What is the count of lines in the listing below that hold the string "solicitud"? Reply with that number alone.

[Collection entries]

=-=-=-=-=

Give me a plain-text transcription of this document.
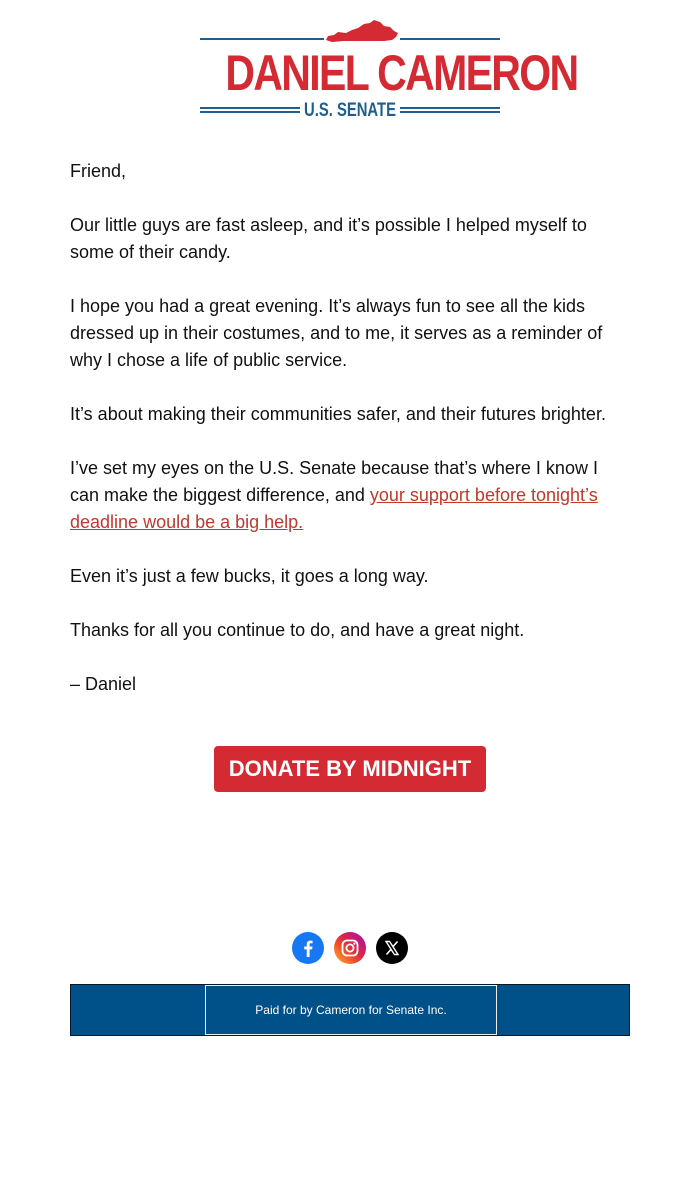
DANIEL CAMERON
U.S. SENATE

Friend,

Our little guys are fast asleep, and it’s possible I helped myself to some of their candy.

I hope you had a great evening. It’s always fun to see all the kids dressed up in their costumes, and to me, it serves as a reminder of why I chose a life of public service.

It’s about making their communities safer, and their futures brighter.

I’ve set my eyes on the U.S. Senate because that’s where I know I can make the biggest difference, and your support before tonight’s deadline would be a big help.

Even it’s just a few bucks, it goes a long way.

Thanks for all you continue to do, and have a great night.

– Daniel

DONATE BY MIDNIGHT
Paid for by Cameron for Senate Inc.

=-=-=-=-=

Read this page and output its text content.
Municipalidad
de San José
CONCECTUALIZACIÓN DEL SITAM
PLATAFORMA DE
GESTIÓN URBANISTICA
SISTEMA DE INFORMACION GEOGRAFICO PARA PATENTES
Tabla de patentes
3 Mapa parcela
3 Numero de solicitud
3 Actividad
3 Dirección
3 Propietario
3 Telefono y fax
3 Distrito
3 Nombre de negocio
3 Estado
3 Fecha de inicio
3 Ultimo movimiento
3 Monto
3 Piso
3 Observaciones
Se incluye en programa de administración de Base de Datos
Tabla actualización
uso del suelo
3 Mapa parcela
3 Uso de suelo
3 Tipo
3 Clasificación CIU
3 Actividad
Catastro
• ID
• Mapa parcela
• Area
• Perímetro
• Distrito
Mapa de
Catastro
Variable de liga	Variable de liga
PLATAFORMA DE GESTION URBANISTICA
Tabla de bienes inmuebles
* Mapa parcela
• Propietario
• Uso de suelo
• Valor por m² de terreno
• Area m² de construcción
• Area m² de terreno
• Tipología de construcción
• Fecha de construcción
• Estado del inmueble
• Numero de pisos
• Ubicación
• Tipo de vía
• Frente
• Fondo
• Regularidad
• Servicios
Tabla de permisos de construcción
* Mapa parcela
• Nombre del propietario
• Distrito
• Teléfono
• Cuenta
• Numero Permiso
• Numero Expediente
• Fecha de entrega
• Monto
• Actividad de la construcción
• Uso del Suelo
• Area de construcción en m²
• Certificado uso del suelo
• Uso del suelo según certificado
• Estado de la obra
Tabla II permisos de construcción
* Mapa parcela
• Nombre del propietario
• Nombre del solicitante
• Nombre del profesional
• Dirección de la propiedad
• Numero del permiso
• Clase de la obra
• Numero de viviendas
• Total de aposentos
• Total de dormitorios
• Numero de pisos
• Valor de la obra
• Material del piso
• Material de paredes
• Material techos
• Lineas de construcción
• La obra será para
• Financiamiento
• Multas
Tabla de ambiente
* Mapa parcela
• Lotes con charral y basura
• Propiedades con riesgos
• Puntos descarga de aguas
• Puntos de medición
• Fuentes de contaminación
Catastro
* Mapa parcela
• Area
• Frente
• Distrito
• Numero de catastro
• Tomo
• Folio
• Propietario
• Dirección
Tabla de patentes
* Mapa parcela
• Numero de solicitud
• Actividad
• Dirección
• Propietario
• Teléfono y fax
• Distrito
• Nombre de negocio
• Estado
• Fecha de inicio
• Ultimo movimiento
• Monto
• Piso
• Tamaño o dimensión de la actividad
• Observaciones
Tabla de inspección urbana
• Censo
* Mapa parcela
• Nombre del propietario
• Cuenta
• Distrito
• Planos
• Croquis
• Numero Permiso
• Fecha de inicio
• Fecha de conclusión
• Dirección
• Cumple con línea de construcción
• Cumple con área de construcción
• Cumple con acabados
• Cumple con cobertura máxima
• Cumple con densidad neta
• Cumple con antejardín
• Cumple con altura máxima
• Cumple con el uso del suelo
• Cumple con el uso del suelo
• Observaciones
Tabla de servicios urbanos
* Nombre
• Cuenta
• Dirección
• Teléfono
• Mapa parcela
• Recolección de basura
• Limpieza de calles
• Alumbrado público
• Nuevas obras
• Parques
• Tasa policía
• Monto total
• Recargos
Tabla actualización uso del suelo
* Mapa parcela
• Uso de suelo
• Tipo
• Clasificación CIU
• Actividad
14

=-=-=-=-=

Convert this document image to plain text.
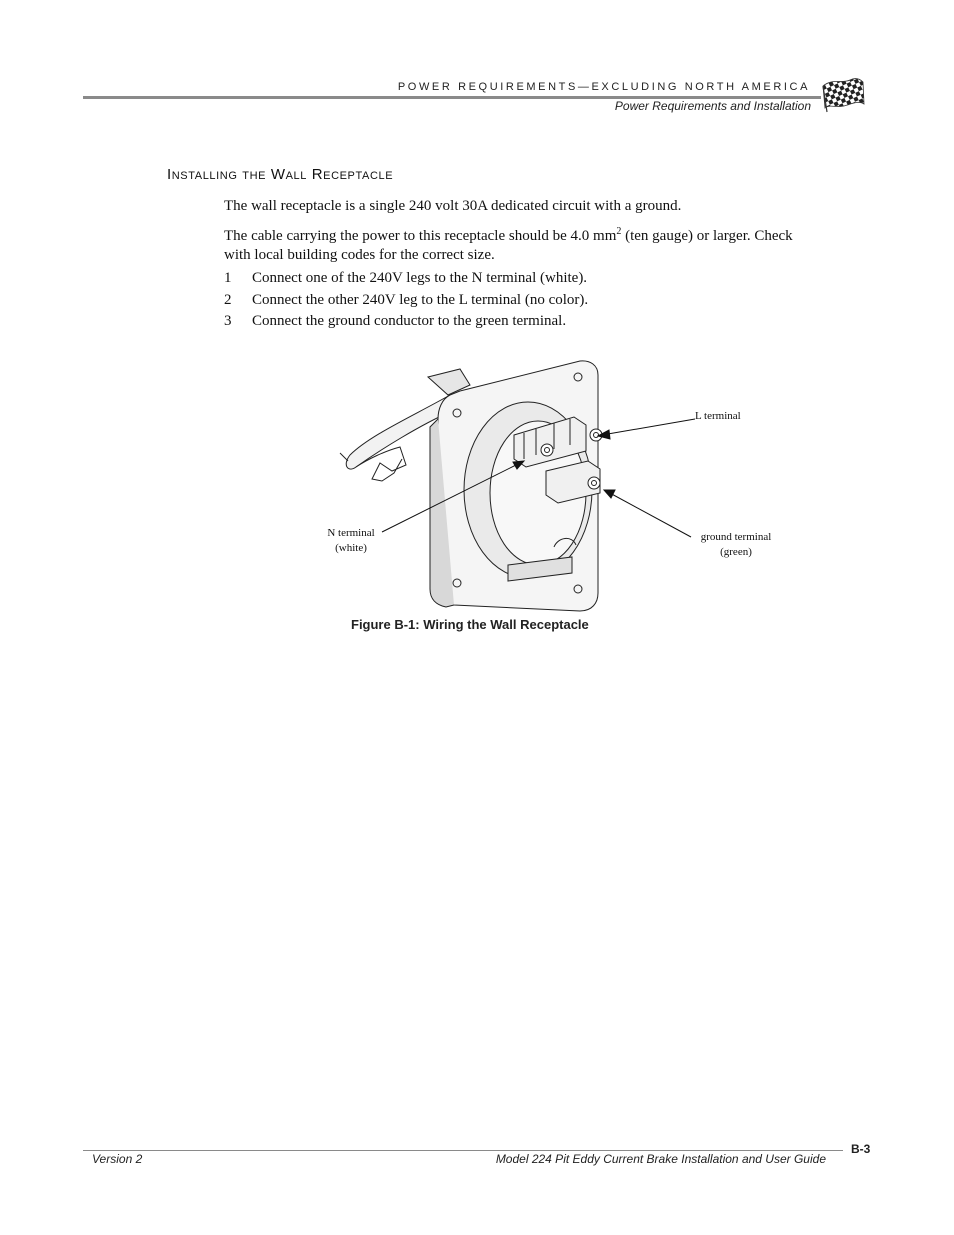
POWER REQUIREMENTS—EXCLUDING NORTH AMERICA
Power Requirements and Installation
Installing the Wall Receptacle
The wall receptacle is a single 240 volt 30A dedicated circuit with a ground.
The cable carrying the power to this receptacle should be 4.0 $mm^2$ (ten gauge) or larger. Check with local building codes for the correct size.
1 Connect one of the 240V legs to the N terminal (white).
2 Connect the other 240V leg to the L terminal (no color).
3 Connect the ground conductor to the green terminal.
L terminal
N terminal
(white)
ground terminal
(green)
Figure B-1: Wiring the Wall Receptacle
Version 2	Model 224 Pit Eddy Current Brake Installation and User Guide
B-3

=-=-=-=-=

> _Task output_: 2